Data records
──────

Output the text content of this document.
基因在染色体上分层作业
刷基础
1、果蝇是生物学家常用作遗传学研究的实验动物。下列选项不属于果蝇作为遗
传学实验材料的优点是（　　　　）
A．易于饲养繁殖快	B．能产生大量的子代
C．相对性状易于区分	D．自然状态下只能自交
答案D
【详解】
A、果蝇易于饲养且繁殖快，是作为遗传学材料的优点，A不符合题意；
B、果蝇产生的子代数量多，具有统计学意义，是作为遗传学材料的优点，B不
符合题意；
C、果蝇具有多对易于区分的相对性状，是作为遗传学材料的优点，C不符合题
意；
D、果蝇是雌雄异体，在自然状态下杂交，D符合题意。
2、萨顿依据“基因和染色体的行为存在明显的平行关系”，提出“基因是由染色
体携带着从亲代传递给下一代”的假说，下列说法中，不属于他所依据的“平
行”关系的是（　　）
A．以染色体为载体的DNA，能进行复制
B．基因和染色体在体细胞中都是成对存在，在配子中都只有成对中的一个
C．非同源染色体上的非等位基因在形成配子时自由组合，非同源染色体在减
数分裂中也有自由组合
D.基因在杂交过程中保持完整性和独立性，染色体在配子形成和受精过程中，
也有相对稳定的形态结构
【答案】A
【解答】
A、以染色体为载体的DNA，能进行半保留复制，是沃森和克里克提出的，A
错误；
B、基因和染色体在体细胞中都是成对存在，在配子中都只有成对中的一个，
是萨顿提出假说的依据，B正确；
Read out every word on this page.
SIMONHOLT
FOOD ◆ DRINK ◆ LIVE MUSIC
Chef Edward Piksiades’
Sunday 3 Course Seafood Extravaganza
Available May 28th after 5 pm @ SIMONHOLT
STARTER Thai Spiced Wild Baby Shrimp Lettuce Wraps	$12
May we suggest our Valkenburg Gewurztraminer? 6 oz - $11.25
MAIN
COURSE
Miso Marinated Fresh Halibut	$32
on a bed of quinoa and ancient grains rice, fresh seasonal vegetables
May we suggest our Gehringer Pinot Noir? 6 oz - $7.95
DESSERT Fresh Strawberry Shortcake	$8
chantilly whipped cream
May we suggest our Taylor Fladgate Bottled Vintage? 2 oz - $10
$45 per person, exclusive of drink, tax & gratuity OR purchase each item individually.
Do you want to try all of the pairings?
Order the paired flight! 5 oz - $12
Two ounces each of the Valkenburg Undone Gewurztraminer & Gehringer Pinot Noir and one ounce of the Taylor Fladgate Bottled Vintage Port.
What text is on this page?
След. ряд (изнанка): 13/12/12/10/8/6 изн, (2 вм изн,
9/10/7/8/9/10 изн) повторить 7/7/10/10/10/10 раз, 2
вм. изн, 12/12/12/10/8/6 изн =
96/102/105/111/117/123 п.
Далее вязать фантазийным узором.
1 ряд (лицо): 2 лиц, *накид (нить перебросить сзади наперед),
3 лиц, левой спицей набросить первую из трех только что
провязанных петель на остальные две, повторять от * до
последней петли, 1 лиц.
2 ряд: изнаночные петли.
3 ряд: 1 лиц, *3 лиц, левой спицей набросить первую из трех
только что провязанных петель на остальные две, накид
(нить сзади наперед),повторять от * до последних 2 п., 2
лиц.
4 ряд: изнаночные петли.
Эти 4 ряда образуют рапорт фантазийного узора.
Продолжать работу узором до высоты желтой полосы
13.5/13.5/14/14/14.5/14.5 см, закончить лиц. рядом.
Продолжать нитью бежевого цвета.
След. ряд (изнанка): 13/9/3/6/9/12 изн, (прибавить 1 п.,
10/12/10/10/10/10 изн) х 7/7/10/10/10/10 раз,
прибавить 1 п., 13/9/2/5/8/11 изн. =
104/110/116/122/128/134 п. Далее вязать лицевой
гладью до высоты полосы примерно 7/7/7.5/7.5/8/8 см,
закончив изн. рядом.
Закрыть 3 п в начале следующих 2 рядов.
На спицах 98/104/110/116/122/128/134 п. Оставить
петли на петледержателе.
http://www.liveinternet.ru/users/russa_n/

──────

Extract all lines of the records above that include "this".

• [Full response]:
Output the text content of this document.
Read out every word on this page.
What text is on this page?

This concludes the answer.